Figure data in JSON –
· · · ·

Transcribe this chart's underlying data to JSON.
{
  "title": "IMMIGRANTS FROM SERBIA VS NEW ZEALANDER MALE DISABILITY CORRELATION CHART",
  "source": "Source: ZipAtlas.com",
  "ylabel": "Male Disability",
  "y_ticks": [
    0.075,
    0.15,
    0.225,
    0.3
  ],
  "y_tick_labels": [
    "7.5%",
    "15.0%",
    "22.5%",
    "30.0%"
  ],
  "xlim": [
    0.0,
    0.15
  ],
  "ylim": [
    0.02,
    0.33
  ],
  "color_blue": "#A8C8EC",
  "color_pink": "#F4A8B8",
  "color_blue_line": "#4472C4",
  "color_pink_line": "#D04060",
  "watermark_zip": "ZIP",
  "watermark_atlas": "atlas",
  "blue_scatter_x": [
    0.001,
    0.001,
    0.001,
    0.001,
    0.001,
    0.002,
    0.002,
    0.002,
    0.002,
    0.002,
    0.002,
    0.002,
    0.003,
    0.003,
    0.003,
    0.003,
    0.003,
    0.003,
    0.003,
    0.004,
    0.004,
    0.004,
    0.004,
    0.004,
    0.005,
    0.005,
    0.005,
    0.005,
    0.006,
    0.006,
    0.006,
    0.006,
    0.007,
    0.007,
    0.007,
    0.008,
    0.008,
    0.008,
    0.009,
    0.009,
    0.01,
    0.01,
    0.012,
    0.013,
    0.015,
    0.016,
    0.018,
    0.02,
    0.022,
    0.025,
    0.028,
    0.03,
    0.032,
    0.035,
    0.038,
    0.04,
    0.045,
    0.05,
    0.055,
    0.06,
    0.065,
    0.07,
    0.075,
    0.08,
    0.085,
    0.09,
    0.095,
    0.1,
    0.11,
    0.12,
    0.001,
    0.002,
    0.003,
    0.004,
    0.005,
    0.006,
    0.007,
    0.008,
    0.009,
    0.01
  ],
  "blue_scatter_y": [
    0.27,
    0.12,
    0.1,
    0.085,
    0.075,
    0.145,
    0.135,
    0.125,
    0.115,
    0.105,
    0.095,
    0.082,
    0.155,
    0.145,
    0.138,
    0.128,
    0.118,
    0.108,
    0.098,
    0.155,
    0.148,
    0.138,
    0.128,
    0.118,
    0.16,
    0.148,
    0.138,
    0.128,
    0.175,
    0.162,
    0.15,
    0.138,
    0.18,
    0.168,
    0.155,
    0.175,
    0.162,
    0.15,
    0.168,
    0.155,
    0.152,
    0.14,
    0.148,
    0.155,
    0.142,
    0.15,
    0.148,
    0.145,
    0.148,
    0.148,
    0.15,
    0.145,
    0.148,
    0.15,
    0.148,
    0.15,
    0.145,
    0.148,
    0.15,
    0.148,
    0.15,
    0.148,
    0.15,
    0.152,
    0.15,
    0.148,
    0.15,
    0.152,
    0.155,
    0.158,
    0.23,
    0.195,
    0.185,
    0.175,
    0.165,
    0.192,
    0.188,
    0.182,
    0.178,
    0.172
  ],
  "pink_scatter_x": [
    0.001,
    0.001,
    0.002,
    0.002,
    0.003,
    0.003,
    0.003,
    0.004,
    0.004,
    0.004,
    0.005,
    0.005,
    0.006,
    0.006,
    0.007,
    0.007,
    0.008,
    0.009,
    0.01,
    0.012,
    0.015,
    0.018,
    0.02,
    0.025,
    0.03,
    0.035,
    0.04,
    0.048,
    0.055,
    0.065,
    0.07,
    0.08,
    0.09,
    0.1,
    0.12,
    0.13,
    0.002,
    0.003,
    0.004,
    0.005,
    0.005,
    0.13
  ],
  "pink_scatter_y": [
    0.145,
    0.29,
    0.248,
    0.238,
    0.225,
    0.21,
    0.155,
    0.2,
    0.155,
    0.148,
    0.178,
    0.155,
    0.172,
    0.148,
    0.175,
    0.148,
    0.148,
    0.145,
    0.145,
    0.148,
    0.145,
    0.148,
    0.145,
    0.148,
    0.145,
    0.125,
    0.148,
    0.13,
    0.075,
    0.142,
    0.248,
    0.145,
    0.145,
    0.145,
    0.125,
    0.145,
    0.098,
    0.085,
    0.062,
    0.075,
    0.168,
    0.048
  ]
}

· · · ·

What needs to be done –
All of the material above needs to be retyped word for word.

Exercise output –
Transcribe this chart's underlying data to JSON.
{
  "title": "IMMIGRANTS FROM SERBIA VS NEW ZEALANDER MALE DISABILITY CORRELATION CHART",
  "source": "Source: ZipAtlas.com",
  "ylabel": "Male Disability",
  "y_ticks": [
    0.075,
    0.15,
    0.225,
    0.3
  ],
  "y_tick_labels": [
    "7.5%",
    "15.0%",
    "22.5%",
    "30.0%"
  ],
  "xlim": [
    0.0,
    0.15
  ],
  "ylim": [
    0.02,
    0.33
  ],
  "color_blue": "#A8C8EC",
  "color_pink": "#F4A8B8",
  "color_blue_line": "#4472C4",
  "color_pink_line": "#D04060",
  "watermark_zip": "ZIP",
  "watermark_atlas": "atlas",
  "blue_scatter_x": [
    0.001,
    0.001,
    0.001,
    0.001,
    0.001,
    0.002,
    0.002,
    0.002,
    0.002,
    0.002,
    0.002,
    0.002,
    0.003,
    0.003,
    0.003,
    0.003,
    0.003,
    0.003,
    0.003,
    0.004,
    0.004,
    0.004,
    0.004,
    0.004,
    0.005,
    0.005,
    0.005,
    0.005,
    0.006,
    0.006,
    0.006,
    0.006,
    0.007,
    0.007,
    0.007,
    0.008,
    0.008,
    0.008,
    0.009,
    0.009,
    0.01,
    0.01,
    0.012,
    0.013,
    0.015,
    0.016,
    0.018,
    0.02,
    0.022,
    0.025,
    0.028,
    0.03,
    0.032,
    0.035,
    0.038,
    0.04,
    0.045,
    0.05,
    0.055,
    0.06,
    0.065,
    0.07,
    0.075,
    0.08,
    0.085,
    0.09,
    0.095,
    0.1,
    0.11,
    0.12,
    0.001,
    0.002,
    0.003,
    0.004,
    0.005,
    0.006,
    0.007,
    0.008,
    0.009,
    0.01
  ],
  "blue_scatter_y": [
    0.27,
    0.12,
    0.1,
    0.085,
    0.075,
    0.145,
    0.135,
    0.125,
    0.115,
    0.105,
    0.095,
    0.082,
    0.155,
    0.145,
    0.138,
    0.128,
    0.118,
    0.108,
    0.098,
    0.155,
    0.148,
    0.138,
    0.128,
    0.118,
    0.16,
    0.148,
    0.138,
    0.128,
    0.175,
    0.162,
    0.15,
    0.138,
    0.18,
    0.168,
    0.155,
    0.175,
    0.162,
    0.15,
    0.168,
    0.155,
    0.152,
    0.14,
    0.148,
    0.155,
    0.142,
    0.15,
    0.148,
    0.145,
    0.148,
    0.148,
    0.15,
    0.145,
    0.148,
    0.15,
    0.148,
    0.15,
    0.145,
    0.148,
    0.15,
    0.148,
    0.15,
    0.148,
    0.15,
    0.152,
    0.15,
    0.148,
    0.15,
    0.152,
    0.155,
    0.158,
    0.23,
    0.195,
    0.185,
    0.175,
    0.165,
    0.192,
    0.188,
    0.182,
    0.178,
    0.172
  ],
  "pink_scatter_x": [
    0.001,
    0.001,
    0.002,
    0.002,
    0.003,
    0.003,
    0.003,
    0.004,
    0.004,
    0.004,
    0.005,
    0.005,
    0.006,
    0.006,
    0.007,
    0.007,
    0.008,
    0.009,
    0.01,
    0.012,
    0.015,
    0.018,
    0.02,
    0.025,
    0.03,
    0.035,
    0.04,
    0.048,
    0.055,
    0.065,
    0.07,
    0.08,
    0.09,
    0.1,
    0.12,
    0.13,
    0.002,
    0.003,
    0.004,
    0.005,
    0.005,
    0.13
  ],
  "pink_scatter_y": [
    0.145,
    0.29,
    0.248,
    0.238,
    0.225,
    0.21,
    0.155,
    0.2,
    0.155,
    0.148,
    0.178,
    0.155,
    0.172,
    0.148,
    0.175,
    0.148,
    0.148,
    0.145,
    0.145,
    0.148,
    0.145,
    0.148,
    0.145,
    0.148,
    0.145,
    0.125,
    0.148,
    0.13,
    0.075,
    0.142,
    0.248,
    0.145,
    0.145,
    0.145,
    0.125,
    0.145,
    0.098,
    0.085,
    0.062,
    0.075,
    0.168,
    0.048
  ]
}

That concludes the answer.